» WORK TO COMPLETE:
Write out the material exactly, without any of its pictures.

» PROVIDED MATERIAL:

━━━━━━━━

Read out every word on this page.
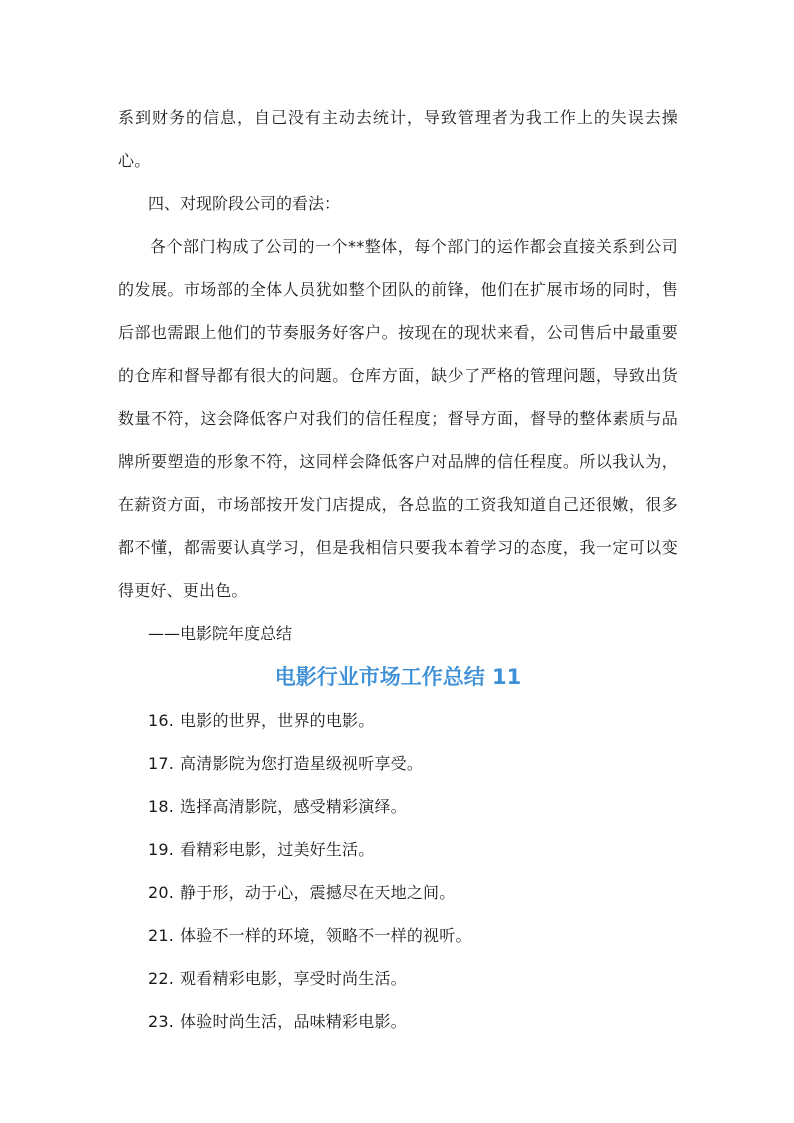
系到财务的信息，自己没有主动去统计，导致管理者为我工作上的失误去操心。

四、对现阶段公司的看法：

各个部门构成了公司的一个**整体，每个部门的运作都会直接关系到公司的发展。市场部的全体人员犹如整个团队的前锋，他们在扩展市场的同时，售后部也需跟上他们的节奏服务好客户。按现在的现状来看，公司售后中最重要的仓库和督导都有很大的问题。仓库方面，缺少了严格的管理问题，导致出货数量不符，这会降低客户对我们的信任程度；督导方面，督导的整体素质与品牌所要塑造的形象不符，这同样会降低客户对品牌的信任程度。所以我认为，在薪资方面，市场部按开发门店提成，各总监的工资我知道自己还很嫩，很多都不懂，都需要认真学习，但是我相信只要我本着学习的态度，我一定可以变得更好、更出色。

——电影院年度总结

电影行业市场工作总结 11
16. 电影的世界，世界的电影。
17. 高清影院为您打造星级视听享受。
18. 选择高清影院，感受精彩演绎。
19. 看精彩电影，过美好生活。
20. 静于形，动于心，震撼尽在天地之间。
21. 体验不一样的环境，领略不一样的视听。
22. 观看精彩电影，享受时尚生活。
23. 体验时尚生活，品味精彩电影。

━━━━━━━━

» CORRECT ANSWER:
Read out every word on this page.
系到财务的信息，自己没有主动去统计，导致管理者为我工作上的失误去操心。

四、对现阶段公司的看法：

各个部门构成了公司的一个**整体，每个部门的运作都会直接关系到公司的发展。市场部的全体人员犹如整个团队的前锋，他们在扩展市场的同时，售后部也需跟上他们的节奏服务好客户。按现在的现状来看，公司售后中最重要的仓库和督导都有很大的问题。仓库方面，缺少了严格的管理问题，导致出货数量不符，这会降低客户对我们的信任程度；督导方面，督导的整体素质与品牌所要塑造的形象不符，这同样会降低客户对品牌的信任程度。所以我认为，在薪资方面，市场部按开发门店提成，各总监的工资我知道自己还很嫩，很多都不懂，都需要认真学习，但是我相信只要我本着学习的态度，我一定可以变得更好、更出色。

——电影院年度总结

电影行业市场工作总结 11
16. 电影的世界，世界的电影。
17. 高清影院为您打造星级视听享受。
18. 选择高清影院，感受精彩演绎。
19. 看精彩电影，过美好生活。
20. 静于形，动于心，震撼尽在天地之间。
21. 体验不一样的环境，领略不一样的视听。
22. 观看精彩电影，享受时尚生活。
23. 体验时尚生活，品味精彩电影。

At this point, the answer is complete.